→ **Task instructions**: Print every entry word for word, but omit the pictures.

● ● ● ● ●

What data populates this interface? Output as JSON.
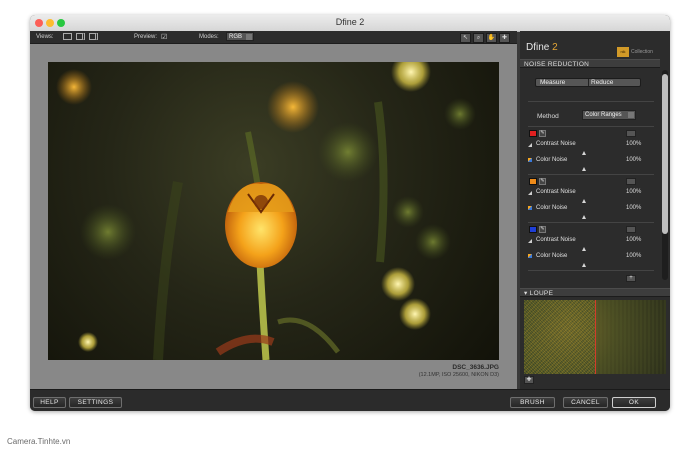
{
  "window": {
    "title": "Dfine 2"
  },
  "toolbar": {
    "views_label": "Views:",
    "preview_label": "Preview:",
    "modes_label": "Modes:",
    "mode_value": "RGB"
  },
  "photo": {
    "filename": "DSC_3636.JPG",
    "info": "(12.1MP, ISO 25600, NIKON D3)"
  },
  "panel": {
    "title_word": "Dfine",
    "title_num": "2",
    "brand_text": "Collection",
    "noise_reduction_heading": "NOISE REDUCTION",
    "measure_label": "Measure",
    "reduce_label": "Reduce",
    "method_label": "Method",
    "method_value": "Color Ranges",
    "groups": [
      {
        "color": "#e02020",
        "contrast_label": "Contrast Noise",
        "contrast_value": "100%",
        "color_label": "Color Noise",
        "color_value": "100%"
      },
      {
        "color": "#f08c1a",
        "contrast_label": "Contrast Noise",
        "contrast_value": "100%",
        "color_label": "Color Noise",
        "color_value": "100%"
      },
      {
        "color": "#1f3fd8",
        "contrast_label": "Contrast Noise",
        "contrast_value": "100%",
        "color_label": "Color Noise",
        "color_value": "100%"
      }
    ],
    "loupe_heading": "LOUPE"
  },
  "bottom": {
    "help": "HELP",
    "settings": "SETTINGS",
    "brush": "BRUSH",
    "cancel": "CANCEL",
    "ok": "OK"
  },
  "watermark": "Camera.Tinhte.vn"
}
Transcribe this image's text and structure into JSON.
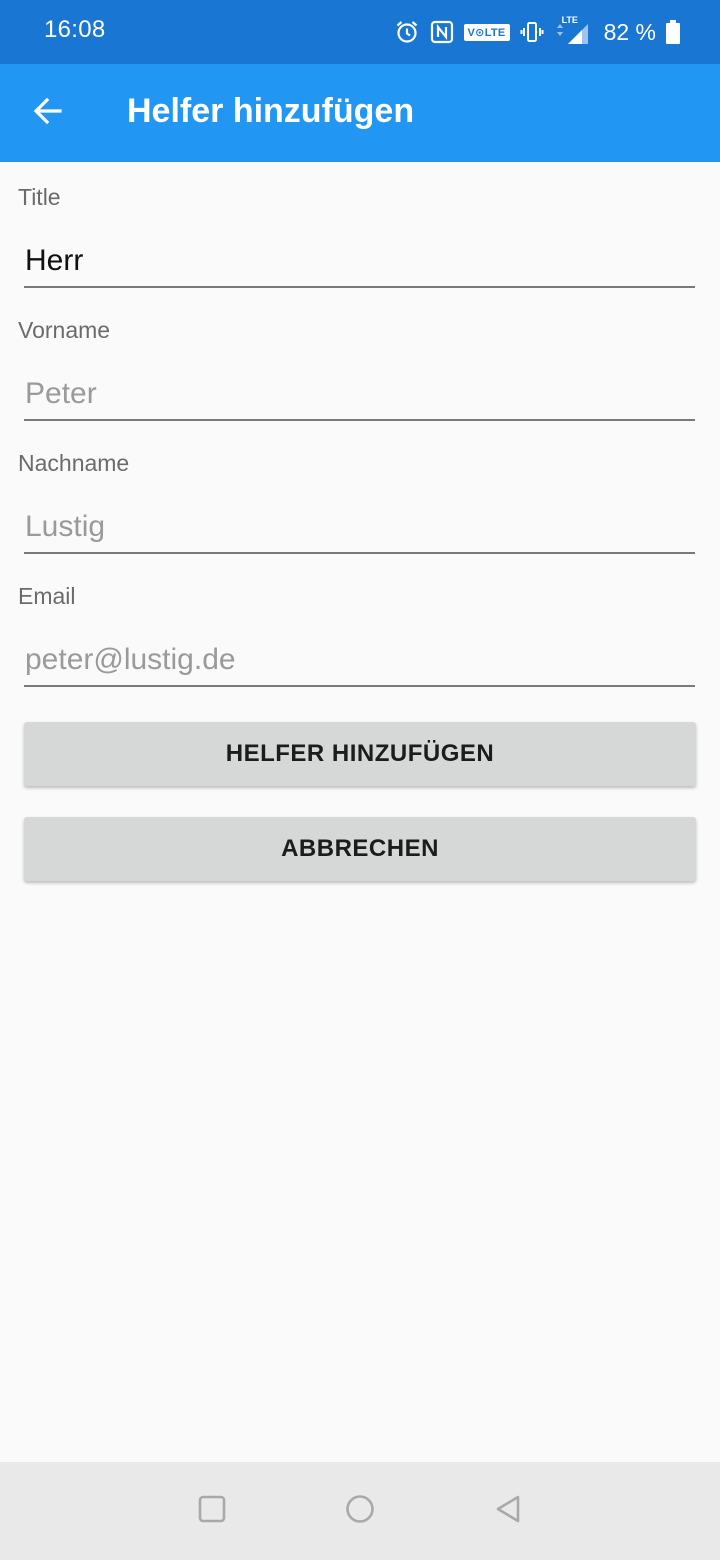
{
  "status_bar": {
    "time": "16:08",
    "volte": "V⊙LTE",
    "lte": "LTE",
    "battery": "82 %",
    "icons": [
      "alarm-icon",
      "nfc-icon",
      "volte-icon",
      "vibrate-icon",
      "signal-icon",
      "battery-icon"
    ]
  },
  "app_bar": {
    "title": "Helfer hinzufügen",
    "back_icon": "arrow-back-icon",
    "color": "#2196f3"
  },
  "form": {
    "title": {
      "label": "Title",
      "value": "Herr",
      "placeholder": ""
    },
    "vorname": {
      "label": "Vorname",
      "value": "",
      "placeholder": "Peter"
    },
    "nachname": {
      "label": "Nachname",
      "value": "",
      "placeholder": "Lustig"
    },
    "email": {
      "label": "Email",
      "value": "",
      "placeholder": "peter@lustig.de"
    }
  },
  "buttons": {
    "add": "HELFER HINZUFÜGEN",
    "cancel": "ABBRECHEN"
  },
  "nav_bar": {
    "icons": [
      "recents-icon",
      "home-icon",
      "back-icon"
    ]
  },
  "colors": {
    "status_bar": "#1976d2",
    "app_bar": "#2196f3",
    "background": "#fafafa",
    "button": "#d6d7d7"
  }
}
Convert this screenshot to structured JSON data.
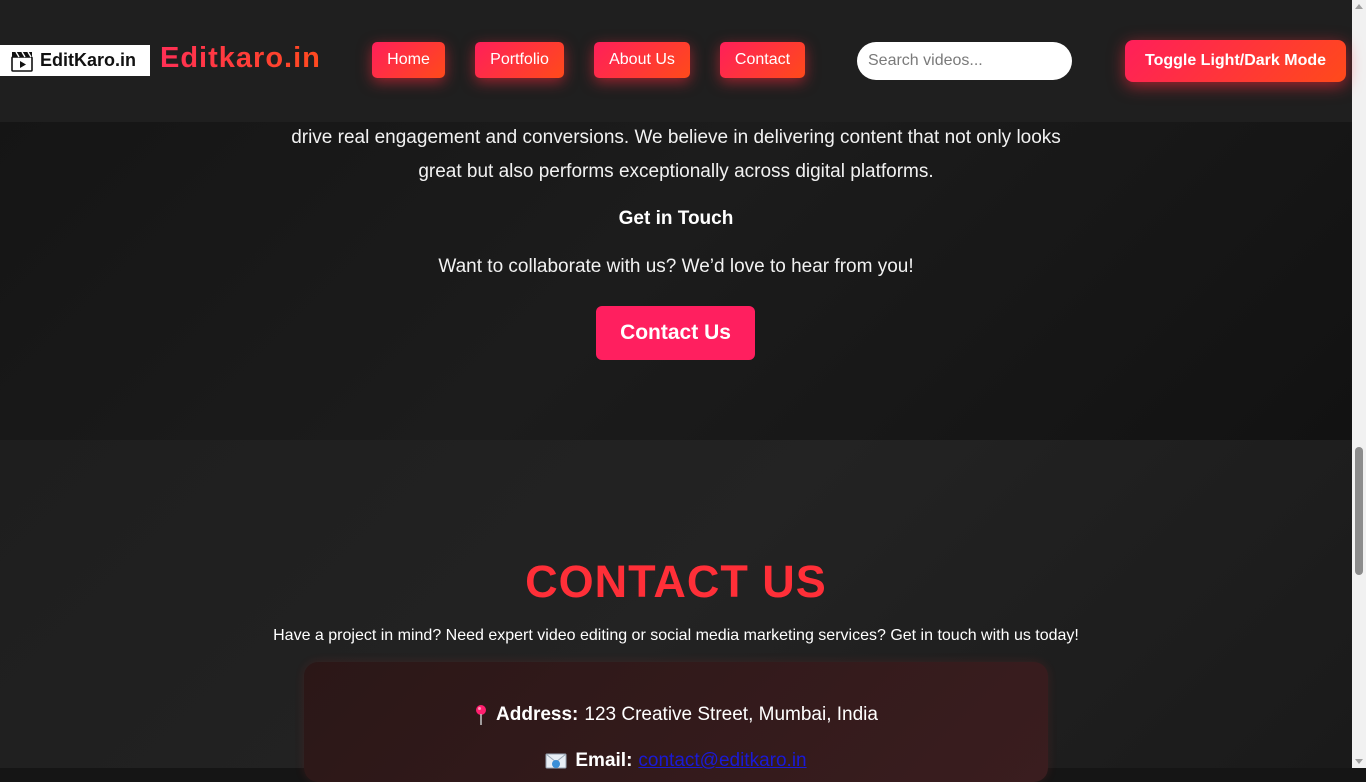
{
  "header": {
    "logo_text": "EditKaro.in",
    "logo_icon": "clapperboard-icon",
    "brand": "Editkaro.in",
    "nav": [
      {
        "label": "Home"
      },
      {
        "label": "Portfolio"
      },
      {
        "label": "About Us"
      },
      {
        "label": "Contact"
      }
    ],
    "search_placeholder": "Search videos...",
    "toggle_label": "Toggle Light/Dark Mode"
  },
  "about": {
    "paragraph": "drive real engagement and conversions. We believe in delivering content that not only looks great but also performs exceptionally across digital platforms.",
    "get_in_touch": "Get in Touch",
    "collab_text": "Want to collaborate with us? We’d love to hear from you!",
    "contact_button": "Contact Us"
  },
  "contact": {
    "title": "CONTACT US",
    "subtitle": "Have a project in mind? Need expert video editing or social media marketing services? Get in touch with us today!",
    "address_icon": "pushpin-icon",
    "address_label": "Address:",
    "address_value": "123 Creative Street, Mumbai, India",
    "email_icon": "envelope-icon",
    "email_label": "Email:",
    "email_value": "contact@editkaro.in"
  },
  "colors": {
    "accent": "#ff1f5f",
    "accent_orange": "#ff4a1a",
    "title_red": "#ff2f38",
    "background": "#151515"
  }
}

● ● ● ● ●

→ **Output of the exercise**:
What data populates this interface? Output as JSON.
{
  "window": {
    "title": "Dfine 2"
  },
  "toolbar": {
    "views_label": "Views:",
    "preview_label": "Preview:",
    "modes_label": "Modes:",
    "mode_value": "RGB"
  },
  "photo": {
    "filename": "DSC_3636.JPG",
    "info": "(12.1MP, ISO 25600, NIKON D3)"
  },
  "panel": {
    "title_word": "Dfine",
    "title_num": "2",
    "brand_text": "Collection",
    "noise_reduction_heading": "NOISE REDUCTION",
    "measure_label": "Measure",
    "reduce_label": "Reduce",
    "method_label": "Method",
    "method_value": "Color Ranges",
    "groups": [
      {
        "color": "#e02020",
        "contrast_label": "Contrast Noise",
        "contrast_value": "100%",
        "color_label": "Color Noise",
        "color_value": "100%"
      },
      {
        "color": "#f08c1a",
        "contrast_label": "Contrast Noise",
        "contrast_value": "100%",
        "color_label": "Color Noise",
        "color_value": "100%"
      },
      {
        "color": "#1f3fd8",
        "contrast_label": "Contrast Noise",
        "contrast_value": "100%",
        "color_label": "Color Noise",
        "color_value": "100%"
      }
    ],
    "loupe_heading": "LOUPE"
  },
  "bottom": {
    "help": "HELP",
    "settings": "SETTINGS",
    "brush": "BRUSH",
    "cancel": "CANCEL",
    "ok": "OK"
  },
  "watermark": "Camera.Tinhte.vn"
}
Transcribe this image's text and structure into JSON.
{
  "status_bar": {
    "time": "16:08",
    "volte": "V⊙LTE",
    "lte": "LTE",
    "battery": "82 %",
    "icons": [
      "alarm-icon",
      "nfc-icon",
      "volte-icon",
      "vibrate-icon",
      "signal-icon",
      "battery-icon"
    ]
  },
  "app_bar": {
    "title": "Helfer hinzufügen",
    "back_icon": "arrow-back-icon",
    "color": "#2196f3"
  },
  "form": {
    "title": {
      "label": "Title",
      "value": "Herr",
      "placeholder": ""
    },
    "vorname": {
      "label": "Vorname",
      "value": "",
      "placeholder": "Peter"
    },
    "nachname": {
      "label": "Nachname",
      "value": "",
      "placeholder": "Lustig"
    },
    "email": {
      "label": "Email",
      "value": "",
      "placeholder": "peter@lustig.de"
    }
  },
  "buttons": {
    "add": "HELFER HINZUFÜGEN",
    "cancel": "ABBRECHEN"
  },
  "nav_bar": {
    "icons": [
      "recents-icon",
      "home-icon",
      "back-icon"
    ]
  },
  "colors": {
    "status_bar": "#1976d2",
    "app_bar": "#2196f3",
    "background": "#fafafa",
    "button": "#d6d7d7"
  }
}
Convert this screenshot to structured JSON data.
{
  "header": {
    "logo_text": "EditKaro.in",
    "logo_icon": "clapperboard-icon",
    "brand": "Editkaro.in",
    "nav": [
      {
        "label": "Home"
      },
      {
        "label": "Portfolio"
      },
      {
        "label": "About Us"
      },
      {
        "label": "Contact"
      }
    ],
    "search_placeholder": "Search videos...",
    "toggle_label": "Toggle Light/Dark Mode"
  },
  "about": {
    "paragraph": "drive real engagement and conversions. We believe in delivering content that not only looks great but also performs exceptionally across digital platforms.",
    "get_in_touch": "Get in Touch",
    "collab_text": "Want to collaborate with us? We’d love to hear from you!",
    "contact_button": "Contact Us"
  },
  "contact": {
    "title": "CONTACT US",
    "subtitle": "Have a project in mind? Need expert video editing or social media marketing services? Get in touch with us today!",
    "address_icon": "pushpin-icon",
    "address_label": "Address:",
    "address_value": "123 Creative Street, Mumbai, India",
    "email_icon": "envelope-icon",
    "email_label": "Email:",
    "email_value": "contact@editkaro.in"
  },
  "colors": {
    "accent": "#ff1f5f",
    "accent_orange": "#ff4a1a",
    "title_red": "#ff2f38",
    "background": "#151515"
  }
}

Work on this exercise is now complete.